----- LISTED RECORDS

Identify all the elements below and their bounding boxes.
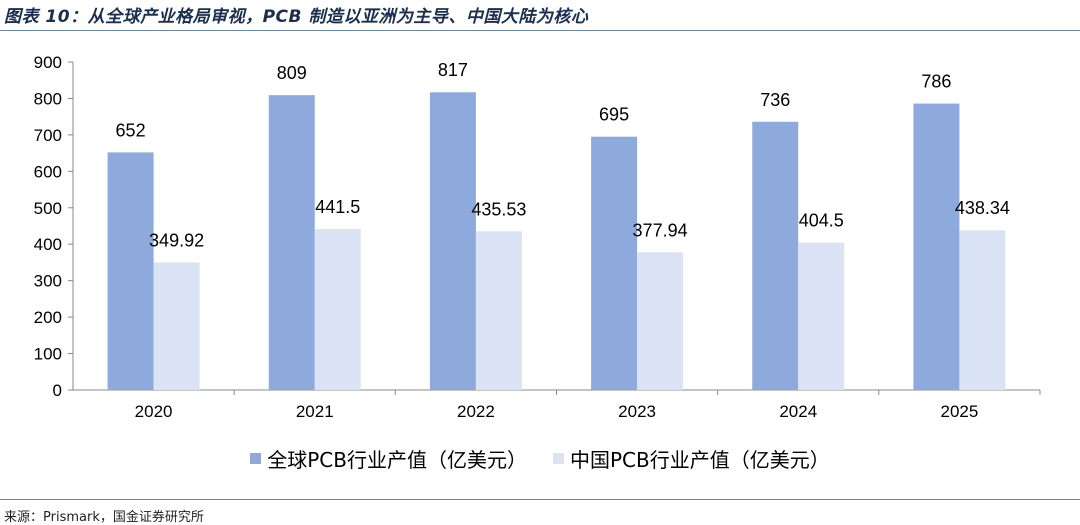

----------
----- LISTED RECORDS

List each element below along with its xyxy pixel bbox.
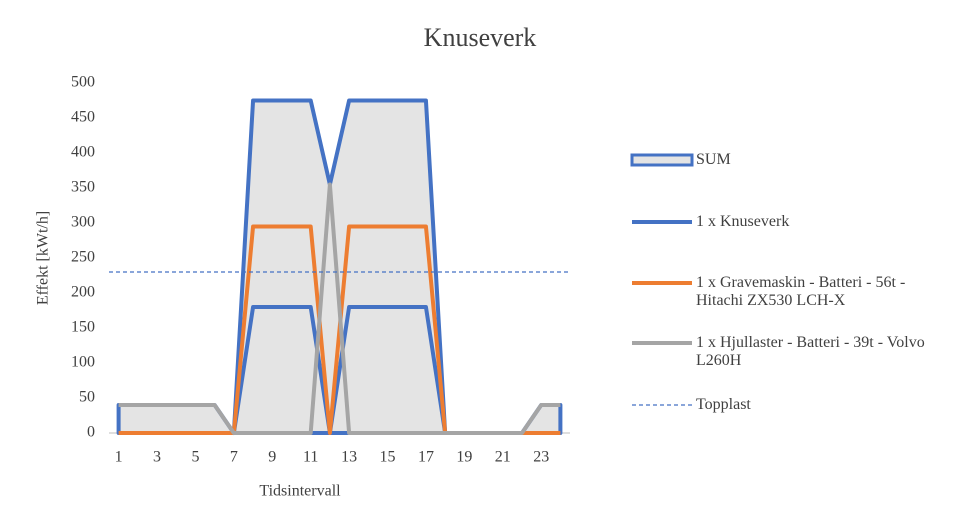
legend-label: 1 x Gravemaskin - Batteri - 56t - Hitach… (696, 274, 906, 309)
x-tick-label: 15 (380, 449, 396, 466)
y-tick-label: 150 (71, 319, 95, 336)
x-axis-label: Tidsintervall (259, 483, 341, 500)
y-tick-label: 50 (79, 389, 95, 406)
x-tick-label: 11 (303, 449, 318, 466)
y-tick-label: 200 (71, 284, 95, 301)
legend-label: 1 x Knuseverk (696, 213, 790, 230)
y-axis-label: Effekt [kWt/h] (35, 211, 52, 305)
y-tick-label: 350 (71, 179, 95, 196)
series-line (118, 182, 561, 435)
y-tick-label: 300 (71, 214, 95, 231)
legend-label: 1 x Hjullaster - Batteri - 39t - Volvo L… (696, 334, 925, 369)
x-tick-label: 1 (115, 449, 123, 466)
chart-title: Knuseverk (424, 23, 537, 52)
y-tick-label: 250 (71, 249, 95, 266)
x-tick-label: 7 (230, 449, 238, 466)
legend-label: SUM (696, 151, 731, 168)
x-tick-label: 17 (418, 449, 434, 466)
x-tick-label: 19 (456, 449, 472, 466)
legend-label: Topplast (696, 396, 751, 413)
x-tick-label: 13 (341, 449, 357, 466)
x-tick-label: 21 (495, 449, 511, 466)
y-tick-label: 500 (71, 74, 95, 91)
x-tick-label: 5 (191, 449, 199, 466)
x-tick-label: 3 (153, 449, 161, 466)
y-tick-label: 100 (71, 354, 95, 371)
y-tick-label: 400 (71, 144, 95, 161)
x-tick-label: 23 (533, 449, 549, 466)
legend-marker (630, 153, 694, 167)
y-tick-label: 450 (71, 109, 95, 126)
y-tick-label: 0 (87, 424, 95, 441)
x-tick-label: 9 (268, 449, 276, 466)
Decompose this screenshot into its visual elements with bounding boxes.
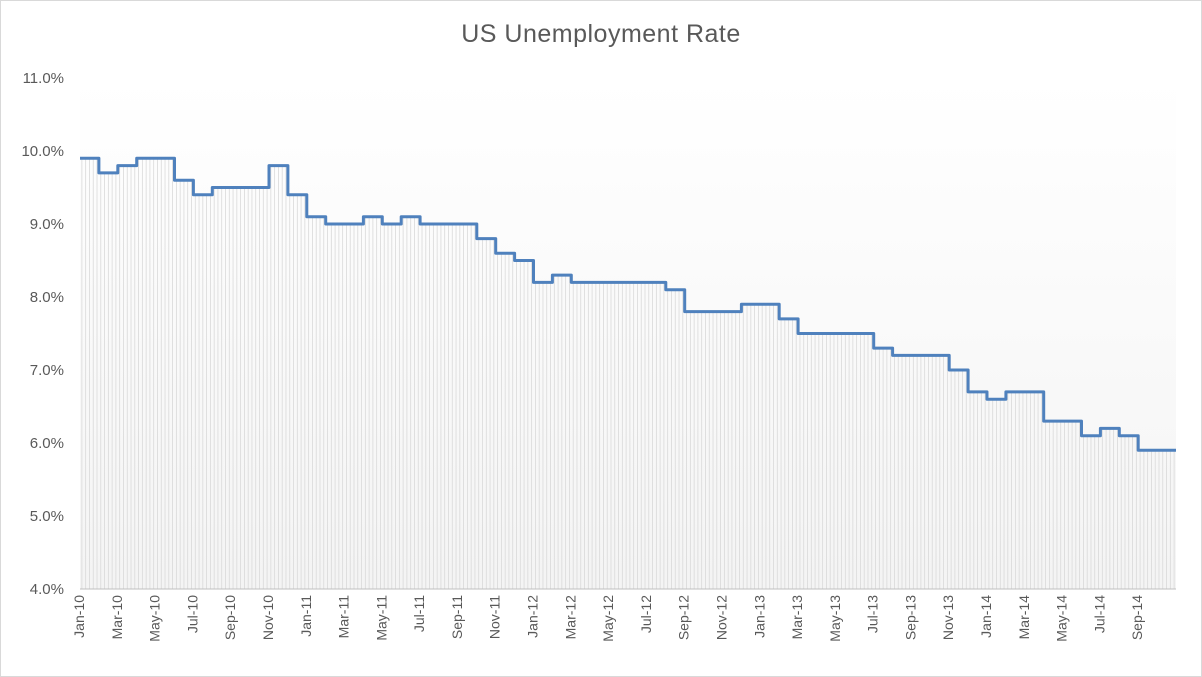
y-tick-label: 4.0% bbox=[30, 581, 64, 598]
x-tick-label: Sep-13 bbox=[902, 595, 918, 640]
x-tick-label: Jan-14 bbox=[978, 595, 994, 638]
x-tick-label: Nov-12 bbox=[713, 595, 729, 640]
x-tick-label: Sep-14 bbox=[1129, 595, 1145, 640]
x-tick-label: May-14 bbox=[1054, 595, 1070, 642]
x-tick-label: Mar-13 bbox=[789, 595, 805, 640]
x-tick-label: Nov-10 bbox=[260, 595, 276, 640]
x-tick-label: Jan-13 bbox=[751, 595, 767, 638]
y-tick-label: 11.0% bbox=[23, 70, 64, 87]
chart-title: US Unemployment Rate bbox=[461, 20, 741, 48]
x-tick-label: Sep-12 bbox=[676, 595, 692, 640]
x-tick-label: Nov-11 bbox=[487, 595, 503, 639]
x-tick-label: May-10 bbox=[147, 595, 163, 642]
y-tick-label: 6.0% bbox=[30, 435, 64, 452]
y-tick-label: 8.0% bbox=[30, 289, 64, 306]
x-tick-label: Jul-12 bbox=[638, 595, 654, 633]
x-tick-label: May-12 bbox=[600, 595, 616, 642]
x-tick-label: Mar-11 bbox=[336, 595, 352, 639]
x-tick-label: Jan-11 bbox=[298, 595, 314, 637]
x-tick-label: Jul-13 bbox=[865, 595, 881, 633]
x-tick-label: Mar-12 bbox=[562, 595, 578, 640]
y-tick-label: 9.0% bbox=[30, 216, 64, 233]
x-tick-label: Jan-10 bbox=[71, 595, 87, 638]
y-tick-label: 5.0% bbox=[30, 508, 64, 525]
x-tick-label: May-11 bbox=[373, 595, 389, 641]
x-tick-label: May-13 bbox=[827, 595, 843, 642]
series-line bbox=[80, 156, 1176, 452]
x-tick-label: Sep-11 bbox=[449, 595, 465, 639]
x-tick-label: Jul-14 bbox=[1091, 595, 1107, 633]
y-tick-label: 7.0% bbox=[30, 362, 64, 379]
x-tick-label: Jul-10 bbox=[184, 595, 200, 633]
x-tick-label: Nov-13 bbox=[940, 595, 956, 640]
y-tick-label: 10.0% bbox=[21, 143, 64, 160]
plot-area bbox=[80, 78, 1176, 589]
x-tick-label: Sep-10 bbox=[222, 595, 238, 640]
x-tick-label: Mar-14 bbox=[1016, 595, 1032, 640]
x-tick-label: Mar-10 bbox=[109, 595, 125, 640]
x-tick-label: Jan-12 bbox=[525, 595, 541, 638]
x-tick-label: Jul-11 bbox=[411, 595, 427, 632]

----------
----- LISTED RECORDS

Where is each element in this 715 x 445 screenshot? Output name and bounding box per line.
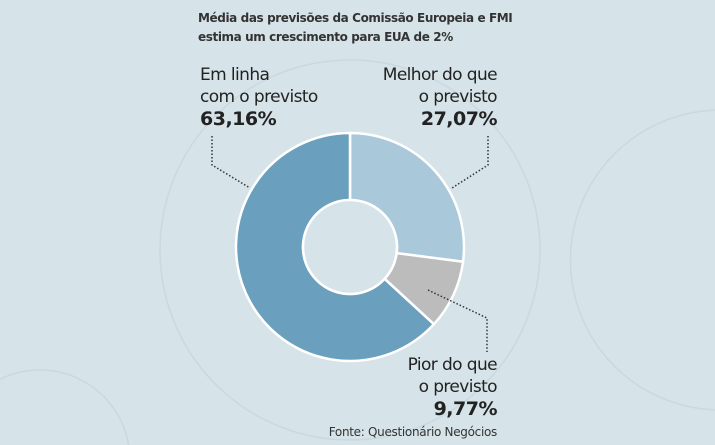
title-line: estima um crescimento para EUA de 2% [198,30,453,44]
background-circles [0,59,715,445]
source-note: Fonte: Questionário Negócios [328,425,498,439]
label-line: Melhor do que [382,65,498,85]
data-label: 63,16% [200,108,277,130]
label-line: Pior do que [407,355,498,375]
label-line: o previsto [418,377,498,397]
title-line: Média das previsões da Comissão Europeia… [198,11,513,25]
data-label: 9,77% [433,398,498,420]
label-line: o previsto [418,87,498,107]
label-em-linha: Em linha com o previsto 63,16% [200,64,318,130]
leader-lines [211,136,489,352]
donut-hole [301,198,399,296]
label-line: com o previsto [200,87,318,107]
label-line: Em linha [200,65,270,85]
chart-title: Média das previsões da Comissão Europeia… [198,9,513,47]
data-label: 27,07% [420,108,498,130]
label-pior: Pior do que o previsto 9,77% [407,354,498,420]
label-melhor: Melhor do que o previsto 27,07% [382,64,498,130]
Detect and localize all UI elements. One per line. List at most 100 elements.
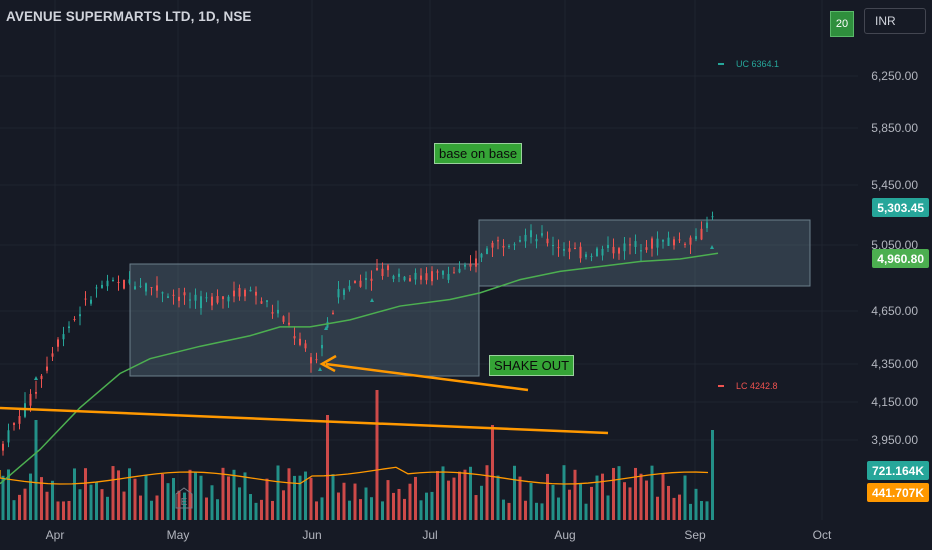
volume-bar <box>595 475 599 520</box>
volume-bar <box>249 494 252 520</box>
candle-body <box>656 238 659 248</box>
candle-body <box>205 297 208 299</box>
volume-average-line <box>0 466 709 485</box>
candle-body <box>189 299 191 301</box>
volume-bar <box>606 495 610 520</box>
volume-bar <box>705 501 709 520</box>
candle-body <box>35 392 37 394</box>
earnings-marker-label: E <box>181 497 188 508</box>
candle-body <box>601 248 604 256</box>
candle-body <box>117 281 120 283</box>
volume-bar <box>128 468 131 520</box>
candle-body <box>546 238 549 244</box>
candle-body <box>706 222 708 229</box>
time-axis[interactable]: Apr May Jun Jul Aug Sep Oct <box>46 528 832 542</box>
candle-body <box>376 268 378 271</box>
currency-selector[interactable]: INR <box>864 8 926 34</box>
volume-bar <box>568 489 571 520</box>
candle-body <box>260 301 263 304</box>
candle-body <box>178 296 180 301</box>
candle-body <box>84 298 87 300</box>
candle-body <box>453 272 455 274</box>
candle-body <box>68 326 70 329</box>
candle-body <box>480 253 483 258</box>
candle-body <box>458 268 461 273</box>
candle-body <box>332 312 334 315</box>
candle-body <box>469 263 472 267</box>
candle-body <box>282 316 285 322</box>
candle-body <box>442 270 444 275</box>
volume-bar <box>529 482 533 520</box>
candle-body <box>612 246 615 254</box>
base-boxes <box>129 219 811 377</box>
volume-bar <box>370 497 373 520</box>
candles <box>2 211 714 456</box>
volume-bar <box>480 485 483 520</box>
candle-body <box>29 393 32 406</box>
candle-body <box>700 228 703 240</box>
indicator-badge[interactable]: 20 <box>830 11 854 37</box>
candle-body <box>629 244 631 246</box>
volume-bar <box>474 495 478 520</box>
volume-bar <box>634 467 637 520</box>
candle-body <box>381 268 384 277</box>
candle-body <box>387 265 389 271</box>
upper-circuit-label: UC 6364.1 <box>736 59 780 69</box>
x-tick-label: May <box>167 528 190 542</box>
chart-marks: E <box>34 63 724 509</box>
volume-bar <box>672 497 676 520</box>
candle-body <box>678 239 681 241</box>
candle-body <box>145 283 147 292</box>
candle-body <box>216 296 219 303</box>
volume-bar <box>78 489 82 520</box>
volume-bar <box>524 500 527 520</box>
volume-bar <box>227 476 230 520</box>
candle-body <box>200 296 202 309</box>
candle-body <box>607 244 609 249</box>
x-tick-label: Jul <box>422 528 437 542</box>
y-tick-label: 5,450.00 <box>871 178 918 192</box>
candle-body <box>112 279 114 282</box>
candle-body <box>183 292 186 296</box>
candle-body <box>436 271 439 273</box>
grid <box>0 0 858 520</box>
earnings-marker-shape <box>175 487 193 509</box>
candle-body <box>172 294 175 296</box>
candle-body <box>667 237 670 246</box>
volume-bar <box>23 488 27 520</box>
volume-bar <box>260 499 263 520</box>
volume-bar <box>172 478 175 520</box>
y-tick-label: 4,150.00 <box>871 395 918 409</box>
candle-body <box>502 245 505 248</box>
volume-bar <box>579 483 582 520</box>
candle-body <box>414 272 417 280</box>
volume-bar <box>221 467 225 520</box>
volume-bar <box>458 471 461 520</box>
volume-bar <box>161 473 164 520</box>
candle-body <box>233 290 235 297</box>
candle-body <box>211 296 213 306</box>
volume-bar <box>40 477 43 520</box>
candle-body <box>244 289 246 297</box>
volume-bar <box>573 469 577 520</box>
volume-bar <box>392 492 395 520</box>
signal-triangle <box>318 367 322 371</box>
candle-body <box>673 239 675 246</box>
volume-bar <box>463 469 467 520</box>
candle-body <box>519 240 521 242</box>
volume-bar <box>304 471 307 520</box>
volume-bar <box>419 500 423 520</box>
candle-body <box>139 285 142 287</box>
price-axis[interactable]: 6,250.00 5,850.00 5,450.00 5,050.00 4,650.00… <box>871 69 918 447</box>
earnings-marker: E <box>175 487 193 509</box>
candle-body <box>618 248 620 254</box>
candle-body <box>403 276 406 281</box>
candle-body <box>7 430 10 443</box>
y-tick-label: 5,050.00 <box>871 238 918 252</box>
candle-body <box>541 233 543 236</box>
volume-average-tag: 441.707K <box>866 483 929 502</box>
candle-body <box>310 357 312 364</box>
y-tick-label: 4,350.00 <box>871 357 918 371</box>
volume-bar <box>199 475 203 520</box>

----------

EXERCISE AIM: Copy the data from the line with "Where is each" up to and including the line with "label-melhor: Melhor do", leaving the pictures out of your copy.

EXERCISE RESPONSE:
Where is each element in this 715 x 445 screenshot? Output name and bounding box per line.
title-line: estima um crescimento para EUA de 2% [198,30,453,44]
background-circles [0,59,715,445]
source-note: Fonte: Questionário Negócios [328,425,498,439]
label-line: Melhor do que [382,65,498,85]
data-label: 63,16% [200,108,277,130]
label-line: Pior do que [407,355,498,375]
label-line: o previsto [418,377,498,397]
title-line: Média das previsões da Comissão Europeia… [198,11,513,25]
data-label: 9,77% [433,398,498,420]
label-line: o previsto [418,87,498,107]
label-em-linha: Em linha com o previsto 63,16% [200,64,318,130]
leader-lines [211,136,489,352]
donut-hole [301,198,399,296]
label-line: com o previsto [200,87,318,107]
label-line: Em linha [200,65,270,85]
chart-title: Média das previsões da Comissão Europeia… [198,9,513,47]
data-label: 27,07% [420,108,498,130]
label-pior: Pior do que o previsto 9,77% [407,354,498,420]
label-melhor: Melhor do que o previsto 27,07% [382,64,498,130]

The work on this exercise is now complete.